MATERIAL PROVIDED
::::
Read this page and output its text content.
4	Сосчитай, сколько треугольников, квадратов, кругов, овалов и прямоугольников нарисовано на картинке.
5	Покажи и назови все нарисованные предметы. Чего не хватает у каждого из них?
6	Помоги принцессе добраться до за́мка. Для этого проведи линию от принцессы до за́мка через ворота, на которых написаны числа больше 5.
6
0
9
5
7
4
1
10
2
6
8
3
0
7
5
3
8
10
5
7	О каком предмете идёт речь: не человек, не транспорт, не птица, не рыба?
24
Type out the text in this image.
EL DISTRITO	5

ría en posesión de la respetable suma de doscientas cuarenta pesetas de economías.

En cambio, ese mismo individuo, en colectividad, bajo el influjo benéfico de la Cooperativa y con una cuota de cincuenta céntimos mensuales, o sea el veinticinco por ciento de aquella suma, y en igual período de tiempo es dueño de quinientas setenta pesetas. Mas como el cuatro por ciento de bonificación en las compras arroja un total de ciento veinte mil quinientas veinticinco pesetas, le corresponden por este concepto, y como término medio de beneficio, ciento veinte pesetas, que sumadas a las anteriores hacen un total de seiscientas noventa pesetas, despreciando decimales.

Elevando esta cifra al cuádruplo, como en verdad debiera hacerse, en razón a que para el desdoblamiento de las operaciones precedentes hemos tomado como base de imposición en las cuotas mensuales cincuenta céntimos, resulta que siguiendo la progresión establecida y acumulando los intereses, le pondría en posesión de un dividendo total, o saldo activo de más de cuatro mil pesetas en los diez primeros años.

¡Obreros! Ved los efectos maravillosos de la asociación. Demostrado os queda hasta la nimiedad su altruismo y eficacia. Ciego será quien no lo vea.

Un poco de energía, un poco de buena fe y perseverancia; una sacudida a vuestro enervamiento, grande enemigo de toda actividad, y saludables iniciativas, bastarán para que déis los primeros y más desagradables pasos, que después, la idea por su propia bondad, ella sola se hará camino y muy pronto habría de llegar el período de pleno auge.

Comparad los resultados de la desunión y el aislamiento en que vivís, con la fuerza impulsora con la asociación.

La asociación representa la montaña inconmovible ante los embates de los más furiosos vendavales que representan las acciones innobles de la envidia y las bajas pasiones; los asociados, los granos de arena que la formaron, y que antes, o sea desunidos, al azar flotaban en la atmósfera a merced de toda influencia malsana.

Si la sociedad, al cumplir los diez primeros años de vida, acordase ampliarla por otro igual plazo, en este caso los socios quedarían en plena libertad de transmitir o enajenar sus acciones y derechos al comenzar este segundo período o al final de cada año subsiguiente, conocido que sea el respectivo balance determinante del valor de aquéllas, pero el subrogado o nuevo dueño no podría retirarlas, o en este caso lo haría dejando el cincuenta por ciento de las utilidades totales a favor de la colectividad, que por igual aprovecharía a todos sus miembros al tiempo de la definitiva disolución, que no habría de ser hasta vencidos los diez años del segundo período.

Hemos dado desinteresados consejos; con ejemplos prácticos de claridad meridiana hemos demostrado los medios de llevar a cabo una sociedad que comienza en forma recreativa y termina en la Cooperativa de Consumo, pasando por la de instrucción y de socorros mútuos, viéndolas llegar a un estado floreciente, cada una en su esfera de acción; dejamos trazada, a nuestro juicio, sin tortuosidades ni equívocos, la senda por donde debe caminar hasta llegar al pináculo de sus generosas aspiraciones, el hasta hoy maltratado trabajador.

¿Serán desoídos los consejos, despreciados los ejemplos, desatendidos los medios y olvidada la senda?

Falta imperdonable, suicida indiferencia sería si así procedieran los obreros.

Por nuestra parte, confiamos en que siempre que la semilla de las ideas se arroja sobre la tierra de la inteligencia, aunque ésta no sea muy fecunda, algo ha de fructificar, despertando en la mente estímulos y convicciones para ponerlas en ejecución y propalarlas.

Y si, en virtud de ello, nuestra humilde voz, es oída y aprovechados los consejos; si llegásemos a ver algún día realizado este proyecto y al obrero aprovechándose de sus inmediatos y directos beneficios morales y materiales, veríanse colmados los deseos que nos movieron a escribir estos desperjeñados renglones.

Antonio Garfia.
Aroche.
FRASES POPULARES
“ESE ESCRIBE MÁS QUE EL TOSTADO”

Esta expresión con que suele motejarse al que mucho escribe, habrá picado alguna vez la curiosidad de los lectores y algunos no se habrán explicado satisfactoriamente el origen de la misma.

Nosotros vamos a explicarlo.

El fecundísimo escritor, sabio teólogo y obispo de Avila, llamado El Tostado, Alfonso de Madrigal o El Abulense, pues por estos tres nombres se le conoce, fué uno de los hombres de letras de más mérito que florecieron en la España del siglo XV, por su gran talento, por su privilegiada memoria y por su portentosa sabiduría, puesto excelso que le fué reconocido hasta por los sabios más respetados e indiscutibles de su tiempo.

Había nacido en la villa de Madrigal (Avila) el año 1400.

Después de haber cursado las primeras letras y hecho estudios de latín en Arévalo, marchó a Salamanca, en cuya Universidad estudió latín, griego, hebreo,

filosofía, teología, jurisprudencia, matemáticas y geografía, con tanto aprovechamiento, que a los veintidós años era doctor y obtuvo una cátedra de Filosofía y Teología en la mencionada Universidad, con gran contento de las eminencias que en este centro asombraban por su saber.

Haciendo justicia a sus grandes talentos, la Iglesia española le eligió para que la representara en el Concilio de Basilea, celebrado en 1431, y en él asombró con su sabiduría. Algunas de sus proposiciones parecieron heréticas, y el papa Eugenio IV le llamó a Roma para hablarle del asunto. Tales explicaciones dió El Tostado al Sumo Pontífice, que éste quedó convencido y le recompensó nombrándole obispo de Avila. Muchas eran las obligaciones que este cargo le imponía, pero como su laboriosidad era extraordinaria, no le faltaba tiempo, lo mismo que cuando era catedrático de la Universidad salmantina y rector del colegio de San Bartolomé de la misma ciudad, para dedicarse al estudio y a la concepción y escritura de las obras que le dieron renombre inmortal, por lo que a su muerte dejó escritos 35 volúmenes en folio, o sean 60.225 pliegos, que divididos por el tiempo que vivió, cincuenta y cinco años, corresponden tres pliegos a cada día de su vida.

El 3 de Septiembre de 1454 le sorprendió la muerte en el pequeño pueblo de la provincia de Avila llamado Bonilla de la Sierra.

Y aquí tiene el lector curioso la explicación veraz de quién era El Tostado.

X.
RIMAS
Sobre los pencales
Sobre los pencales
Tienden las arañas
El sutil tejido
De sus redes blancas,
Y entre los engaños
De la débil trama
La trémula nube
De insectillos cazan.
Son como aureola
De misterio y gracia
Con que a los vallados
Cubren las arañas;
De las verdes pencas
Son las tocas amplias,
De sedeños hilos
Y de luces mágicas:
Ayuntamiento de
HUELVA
::::
TASK OBJECTIVE
Select and copy each line from the data that includes the word "tres".

FULL ANSWER
El fecundísimo escritor, sabio teólogo y obispo de Avila, llamado El Tostado, Alfonso de Madrigal o El Abulense, pues por estos tres nombres se le conoce, fué uno de los hombres de letras de más mérito que florecieron en la España del siglo XV, por su gran talento, por su privilegiada memoria y por su portentosa sabiduría, puesto excelso que le fué reconocido hasta por los sabios más respetados e indiscutibles de su tiempo.
Haciendo justicia a sus grandes talentos, la Iglesia española le eligió para que la representara en el Concilio de Basilea, celebrado en 1431, y en él asombró con su sabiduría. Algunas de sus proposiciones parecieron heréticas, y el papa Eugenio IV le llamó a Roma para hablarle del asunto. Tales explicaciones dió El Tostado al Sumo Pontífice, que éste quedó convencido y le recompensó nombrándole obispo de Avila. Muchas eran las obligaciones que este cargo le imponía, pero como su laboriosidad era extraordinaria, no le faltaba tiempo, lo mismo que cuando era catedrático de la Universidad salmantina y rector del colegio de San Bartolomé de la misma ciudad, para dedicarse al estudio y a la concepción y escritura de las obras que le dieron renombre inmortal, por lo que a su muerte dejó escritos 35 volúmenes en folio, o sean 60.225 pliegos, que divididos por el tiempo que vivió, cincuenta y cinco años, corresponden tres pliegos a cada día de su vida.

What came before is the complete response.